[Recorded data]
#####

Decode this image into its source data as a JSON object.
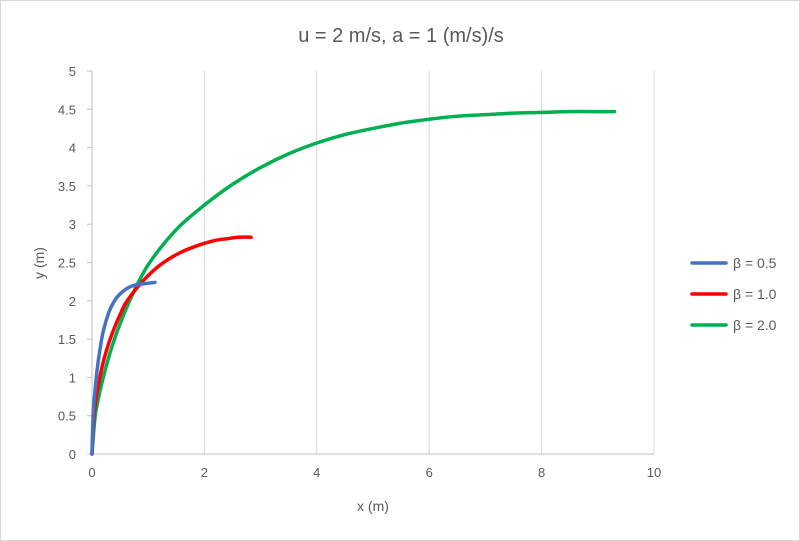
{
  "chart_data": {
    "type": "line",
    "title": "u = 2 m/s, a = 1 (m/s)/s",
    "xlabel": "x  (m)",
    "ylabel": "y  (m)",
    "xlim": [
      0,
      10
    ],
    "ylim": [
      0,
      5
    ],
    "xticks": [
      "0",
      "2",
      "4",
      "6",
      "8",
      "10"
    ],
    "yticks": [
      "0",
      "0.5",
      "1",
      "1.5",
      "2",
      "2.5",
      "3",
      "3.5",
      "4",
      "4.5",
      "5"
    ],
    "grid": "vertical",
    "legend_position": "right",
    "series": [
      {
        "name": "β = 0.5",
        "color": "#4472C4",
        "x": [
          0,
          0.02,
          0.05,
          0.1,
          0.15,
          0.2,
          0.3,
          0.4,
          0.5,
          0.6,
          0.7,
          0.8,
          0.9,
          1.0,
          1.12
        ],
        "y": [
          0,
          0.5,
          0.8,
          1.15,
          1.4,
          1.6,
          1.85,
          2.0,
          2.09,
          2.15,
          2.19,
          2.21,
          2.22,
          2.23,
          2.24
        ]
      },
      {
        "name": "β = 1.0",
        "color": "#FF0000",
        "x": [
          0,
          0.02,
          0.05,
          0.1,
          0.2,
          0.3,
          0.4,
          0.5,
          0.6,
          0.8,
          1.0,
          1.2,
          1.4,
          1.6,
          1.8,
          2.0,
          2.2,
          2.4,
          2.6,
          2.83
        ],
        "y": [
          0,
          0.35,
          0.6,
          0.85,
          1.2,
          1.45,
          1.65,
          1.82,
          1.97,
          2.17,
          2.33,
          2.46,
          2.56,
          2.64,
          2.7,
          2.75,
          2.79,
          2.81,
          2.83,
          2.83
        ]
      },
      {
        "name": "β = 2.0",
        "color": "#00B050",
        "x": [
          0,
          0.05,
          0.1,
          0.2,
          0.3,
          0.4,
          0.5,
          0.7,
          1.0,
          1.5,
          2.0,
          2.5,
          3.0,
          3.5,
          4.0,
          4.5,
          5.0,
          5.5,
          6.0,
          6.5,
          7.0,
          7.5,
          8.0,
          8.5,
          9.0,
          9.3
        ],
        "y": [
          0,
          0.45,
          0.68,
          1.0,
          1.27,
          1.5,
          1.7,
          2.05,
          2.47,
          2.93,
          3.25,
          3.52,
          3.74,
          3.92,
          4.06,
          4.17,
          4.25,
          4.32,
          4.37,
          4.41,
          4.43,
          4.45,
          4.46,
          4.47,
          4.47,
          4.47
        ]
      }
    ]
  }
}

#####

Repeat the material above verbatim. Leave the pictures behind.

Decode this image into its source data as a JSON object.
{
  "chart_data": {
    "type": "line",
    "title": "u = 2 m/s, a = 1 (m/s)/s",
    "xlabel": "x  (m)",
    "ylabel": "y  (m)",
    "xlim": [
      0,
      10
    ],
    "ylim": [
      0,
      5
    ],
    "xticks": [
      "0",
      "2",
      "4",
      "6",
      "8",
      "10"
    ],
    "yticks": [
      "0",
      "0.5",
      "1",
      "1.5",
      "2",
      "2.5",
      "3",
      "3.5",
      "4",
      "4.5",
      "5"
    ],
    "grid": "vertical",
    "legend_position": "right",
    "series": [
      {
        "name": "β = 0.5",
        "color": "#4472C4",
        "x": [
          0,
          0.02,
          0.05,
          0.1,
          0.15,
          0.2,
          0.3,
          0.4,
          0.5,
          0.6,
          0.7,
          0.8,
          0.9,
          1.0,
          1.12
        ],
        "y": [
          0,
          0.5,
          0.8,
          1.15,
          1.4,
          1.6,
          1.85,
          2.0,
          2.09,
          2.15,
          2.19,
          2.21,
          2.22,
          2.23,
          2.24
        ]
      },
      {
        "name": "β = 1.0",
        "color": "#FF0000",
        "x": [
          0,
          0.02,
          0.05,
          0.1,
          0.2,
          0.3,
          0.4,
          0.5,
          0.6,
          0.8,
          1.0,
          1.2,
          1.4,
          1.6,
          1.8,
          2.0,
          2.2,
          2.4,
          2.6,
          2.83
        ],
        "y": [
          0,
          0.35,
          0.6,
          0.85,
          1.2,
          1.45,
          1.65,
          1.82,
          1.97,
          2.17,
          2.33,
          2.46,
          2.56,
          2.64,
          2.7,
          2.75,
          2.79,
          2.81,
          2.83,
          2.83
        ]
      },
      {
        "name": "β = 2.0",
        "color": "#00B050",
        "x": [
          0,
          0.05,
          0.1,
          0.2,
          0.3,
          0.4,
          0.5,
          0.7,
          1.0,
          1.5,
          2.0,
          2.5,
          3.0,
          3.5,
          4.0,
          4.5,
          5.0,
          5.5,
          6.0,
          6.5,
          7.0,
          7.5,
          8.0,
          8.5,
          9.0,
          9.3
        ],
        "y": [
          0,
          0.45,
          0.68,
          1.0,
          1.27,
          1.5,
          1.7,
          2.05,
          2.47,
          2.93,
          3.25,
          3.52,
          3.74,
          3.92,
          4.06,
          4.17,
          4.25,
          4.32,
          4.37,
          4.41,
          4.43,
          4.45,
          4.46,
          4.47,
          4.47,
          4.47
        ]
      }
    ]
  }
}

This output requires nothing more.